Work to complete:
Transcribe every entry word for word, but skip the images.

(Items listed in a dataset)
— Start —
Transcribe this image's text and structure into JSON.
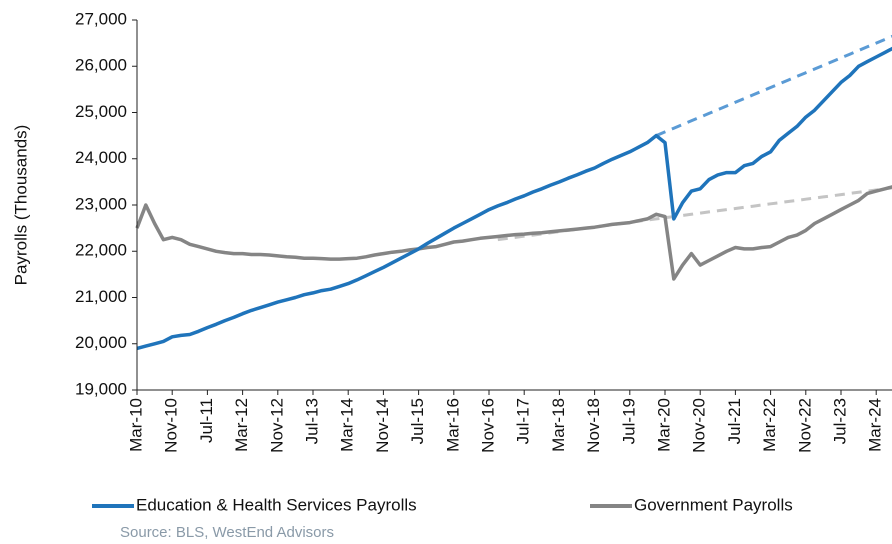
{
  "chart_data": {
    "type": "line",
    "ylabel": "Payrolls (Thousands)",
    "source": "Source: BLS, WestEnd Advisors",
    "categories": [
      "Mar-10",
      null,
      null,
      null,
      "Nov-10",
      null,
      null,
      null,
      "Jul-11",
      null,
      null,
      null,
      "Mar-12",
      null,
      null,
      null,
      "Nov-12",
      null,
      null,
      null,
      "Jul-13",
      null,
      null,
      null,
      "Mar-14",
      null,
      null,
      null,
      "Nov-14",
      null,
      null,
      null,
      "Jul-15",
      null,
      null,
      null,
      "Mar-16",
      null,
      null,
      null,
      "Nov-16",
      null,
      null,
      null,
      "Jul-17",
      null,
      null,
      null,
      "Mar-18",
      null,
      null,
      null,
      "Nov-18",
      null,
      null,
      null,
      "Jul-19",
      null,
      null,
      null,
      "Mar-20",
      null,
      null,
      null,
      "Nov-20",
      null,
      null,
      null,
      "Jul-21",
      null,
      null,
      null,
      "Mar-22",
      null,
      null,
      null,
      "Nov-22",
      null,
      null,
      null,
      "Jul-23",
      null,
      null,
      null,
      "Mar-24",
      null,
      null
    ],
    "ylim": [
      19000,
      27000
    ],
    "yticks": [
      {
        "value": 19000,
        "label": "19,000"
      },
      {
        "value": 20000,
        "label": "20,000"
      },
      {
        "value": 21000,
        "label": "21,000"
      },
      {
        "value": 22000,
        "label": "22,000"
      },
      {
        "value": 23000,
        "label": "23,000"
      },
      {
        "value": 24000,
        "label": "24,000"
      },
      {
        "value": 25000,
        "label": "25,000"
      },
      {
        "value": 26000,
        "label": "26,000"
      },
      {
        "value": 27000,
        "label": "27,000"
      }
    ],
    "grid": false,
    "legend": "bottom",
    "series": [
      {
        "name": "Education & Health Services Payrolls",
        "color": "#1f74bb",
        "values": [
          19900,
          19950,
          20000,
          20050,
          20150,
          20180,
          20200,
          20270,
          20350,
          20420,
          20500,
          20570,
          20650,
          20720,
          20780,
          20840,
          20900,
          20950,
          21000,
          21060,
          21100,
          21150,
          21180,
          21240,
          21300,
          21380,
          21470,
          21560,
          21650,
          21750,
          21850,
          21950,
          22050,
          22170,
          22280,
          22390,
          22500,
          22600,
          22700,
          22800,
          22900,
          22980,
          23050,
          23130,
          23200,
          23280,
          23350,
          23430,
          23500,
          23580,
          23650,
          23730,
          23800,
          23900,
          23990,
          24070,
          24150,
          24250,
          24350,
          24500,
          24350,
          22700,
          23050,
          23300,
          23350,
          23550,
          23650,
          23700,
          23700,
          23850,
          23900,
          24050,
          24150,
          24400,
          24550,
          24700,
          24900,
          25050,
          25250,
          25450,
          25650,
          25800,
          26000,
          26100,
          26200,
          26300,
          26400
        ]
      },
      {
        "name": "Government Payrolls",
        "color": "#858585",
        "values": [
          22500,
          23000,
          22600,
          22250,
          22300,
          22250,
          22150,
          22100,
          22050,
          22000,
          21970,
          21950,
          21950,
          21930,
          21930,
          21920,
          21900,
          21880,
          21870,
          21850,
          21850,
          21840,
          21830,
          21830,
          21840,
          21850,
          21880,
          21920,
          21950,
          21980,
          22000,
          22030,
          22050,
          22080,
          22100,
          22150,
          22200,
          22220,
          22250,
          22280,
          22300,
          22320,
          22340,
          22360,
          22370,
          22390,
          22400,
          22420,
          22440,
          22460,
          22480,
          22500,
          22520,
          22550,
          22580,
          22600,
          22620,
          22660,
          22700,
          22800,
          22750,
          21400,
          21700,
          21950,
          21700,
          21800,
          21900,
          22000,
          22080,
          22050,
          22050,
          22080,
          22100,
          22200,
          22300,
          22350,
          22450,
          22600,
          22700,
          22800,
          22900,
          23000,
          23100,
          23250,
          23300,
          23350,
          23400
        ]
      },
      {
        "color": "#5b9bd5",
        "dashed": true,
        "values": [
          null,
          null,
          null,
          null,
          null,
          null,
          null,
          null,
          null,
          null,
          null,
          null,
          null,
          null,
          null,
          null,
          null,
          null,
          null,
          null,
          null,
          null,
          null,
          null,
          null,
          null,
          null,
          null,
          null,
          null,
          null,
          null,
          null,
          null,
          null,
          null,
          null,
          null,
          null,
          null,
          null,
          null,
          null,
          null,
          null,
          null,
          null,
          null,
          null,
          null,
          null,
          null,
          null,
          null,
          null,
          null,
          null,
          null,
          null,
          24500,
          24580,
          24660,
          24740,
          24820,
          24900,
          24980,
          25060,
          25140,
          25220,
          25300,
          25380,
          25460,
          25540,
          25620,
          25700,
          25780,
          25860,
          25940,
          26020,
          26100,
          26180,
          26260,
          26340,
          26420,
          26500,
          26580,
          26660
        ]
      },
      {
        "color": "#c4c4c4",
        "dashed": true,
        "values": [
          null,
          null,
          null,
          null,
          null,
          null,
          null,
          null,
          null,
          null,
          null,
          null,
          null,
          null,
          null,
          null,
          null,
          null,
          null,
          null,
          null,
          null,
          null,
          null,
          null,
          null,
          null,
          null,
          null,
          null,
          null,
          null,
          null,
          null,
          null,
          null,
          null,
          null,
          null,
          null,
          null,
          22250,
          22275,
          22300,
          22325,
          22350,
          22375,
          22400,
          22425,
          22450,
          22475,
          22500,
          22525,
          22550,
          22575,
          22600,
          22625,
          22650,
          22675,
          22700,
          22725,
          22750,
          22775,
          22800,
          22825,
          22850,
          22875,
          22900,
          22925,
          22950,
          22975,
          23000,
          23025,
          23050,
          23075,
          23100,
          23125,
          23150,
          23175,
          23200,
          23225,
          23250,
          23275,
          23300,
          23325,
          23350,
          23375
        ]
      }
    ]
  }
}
— End —
Written answer:
Transcribe this image's text and structure into JSON.
{
  "chart_data": {
    "type": "line",
    "ylabel": "Payrolls (Thousands)",
    "source": "Source: BLS, WestEnd Advisors",
    "categories": [
      "Mar-10",
      null,
      null,
      null,
      "Nov-10",
      null,
      null,
      null,
      "Jul-11",
      null,
      null,
      null,
      "Mar-12",
      null,
      null,
      null,
      "Nov-12",
      null,
      null,
      null,
      "Jul-13",
      null,
      null,
      null,
      "Mar-14",
      null,
      null,
      null,
      "Nov-14",
      null,
      null,
      null,
      "Jul-15",
      null,
      null,
      null,
      "Mar-16",
      null,
      null,
      null,
      "Nov-16",
      null,
      null,
      null,
      "Jul-17",
      null,
      null,
      null,
      "Mar-18",
      null,
      null,
      null,
      "Nov-18",
      null,
      null,
      null,
      "Jul-19",
      null,
      null,
      null,
      "Mar-20",
      null,
      null,
      null,
      "Nov-20",
      null,
      null,
      null,
      "Jul-21",
      null,
      null,
      null,
      "Mar-22",
      null,
      null,
      null,
      "Nov-22",
      null,
      null,
      null,
      "Jul-23",
      null,
      null,
      null,
      "Mar-24",
      null,
      null
    ],
    "ylim": [
      19000,
      27000
    ],
    "yticks": [
      {
        "value": 19000,
        "label": "19,000"
      },
      {
        "value": 20000,
        "label": "20,000"
      },
      {
        "value": 21000,
        "label": "21,000"
      },
      {
        "value": 22000,
        "label": "22,000"
      },
      {
        "value": 23000,
        "label": "23,000"
      },
      {
        "value": 24000,
        "label": "24,000"
      },
      {
        "value": 25000,
        "label": "25,000"
      },
      {
        "value": 26000,
        "label": "26,000"
      },
      {
        "value": 27000,
        "label": "27,000"
      }
    ],
    "grid": false,
    "legend": "bottom",
    "series": [
      {
        "name": "Education & Health Services Payrolls",
        "color": "#1f74bb",
        "values": [
          19900,
          19950,
          20000,
          20050,
          20150,
          20180,
          20200,
          20270,
          20350,
          20420,
          20500,
          20570,
          20650,
          20720,
          20780,
          20840,
          20900,
          20950,
          21000,
          21060,
          21100,
          21150,
          21180,
          21240,
          21300,
          21380,
          21470,
          21560,
          21650,
          21750,
          21850,
          21950,
          22050,
          22170,
          22280,
          22390,
          22500,
          22600,
          22700,
          22800,
          22900,
          22980,
          23050,
          23130,
          23200,
          23280,
          23350,
          23430,
          23500,
          23580,
          23650,
          23730,
          23800,
          23900,
          23990,
          24070,
          24150,
          24250,
          24350,
          24500,
          24350,
          22700,
          23050,
          23300,
          23350,
          23550,
          23650,
          23700,
          23700,
          23850,
          23900,
          24050,
          24150,
          24400,
          24550,
          24700,
          24900,
          25050,
          25250,
          25450,
          25650,
          25800,
          26000,
          26100,
          26200,
          26300,
          26400
        ]
      },
      {
        "name": "Government Payrolls",
        "color": "#858585",
        "values": [
          22500,
          23000,
          22600,
          22250,
          22300,
          22250,
          22150,
          22100,
          22050,
          22000,
          21970,
          21950,
          21950,
          21930,
          21930,
          21920,
          21900,
          21880,
          21870,
          21850,
          21850,
          21840,
          21830,
          21830,
          21840,
          21850,
          21880,
          21920,
          21950,
          21980,
          22000,
          22030,
          22050,
          22080,
          22100,
          22150,
          22200,
          22220,
          22250,
          22280,
          22300,
          22320,
          22340,
          22360,
          22370,
          22390,
          22400,
          22420,
          22440,
          22460,
          22480,
          22500,
          22520,
          22550,
          22580,
          22600,
          22620,
          22660,
          22700,
          22800,
          22750,
          21400,
          21700,
          21950,
          21700,
          21800,
          21900,
          22000,
          22080,
          22050,
          22050,
          22080,
          22100,
          22200,
          22300,
          22350,
          22450,
          22600,
          22700,
          22800,
          22900,
          23000,
          23100,
          23250,
          23300,
          23350,
          23400
        ]
      },
      {
        "color": "#5b9bd5",
        "dashed": true,
        "values": [
          null,
          null,
          null,
          null,
          null,
          null,
          null,
          null,
          null,
          null,
          null,
          null,
          null,
          null,
          null,
          null,
          null,
          null,
          null,
          null,
          null,
          null,
          null,
          null,
          null,
          null,
          null,
          null,
          null,
          null,
          null,
          null,
          null,
          null,
          null,
          null,
          null,
          null,
          null,
          null,
          null,
          null,
          null,
          null,
          null,
          null,
          null,
          null,
          null,
          null,
          null,
          null,
          null,
          null,
          null,
          null,
          null,
          null,
          null,
          24500,
          24580,
          24660,
          24740,
          24820,
          24900,
          24980,
          25060,
          25140,
          25220,
          25300,
          25380,
          25460,
          25540,
          25620,
          25700,
          25780,
          25860,
          25940,
          26020,
          26100,
          26180,
          26260,
          26340,
          26420,
          26500,
          26580,
          26660
        ]
      },
      {
        "color": "#c4c4c4",
        "dashed": true,
        "values": [
          null,
          null,
          null,
          null,
          null,
          null,
          null,
          null,
          null,
          null,
          null,
          null,
          null,
          null,
          null,
          null,
          null,
          null,
          null,
          null,
          null,
          null,
          null,
          null,
          null,
          null,
          null,
          null,
          null,
          null,
          null,
          null,
          null,
          null,
          null,
          null,
          null,
          null,
          null,
          null,
          null,
          22250,
          22275,
          22300,
          22325,
          22350,
          22375,
          22400,
          22425,
          22450,
          22475,
          22500,
          22525,
          22550,
          22575,
          22600,
          22625,
          22650,
          22675,
          22700,
          22725,
          22750,
          22775,
          22800,
          22825,
          22850,
          22875,
          22900,
          22925,
          22950,
          22975,
          23000,
          23025,
          23050,
          23075,
          23100,
          23125,
          23150,
          23175,
          23200,
          23225,
          23250,
          23275,
          23300,
          23325,
          23350,
          23375
        ]
      }
    ]
  }
}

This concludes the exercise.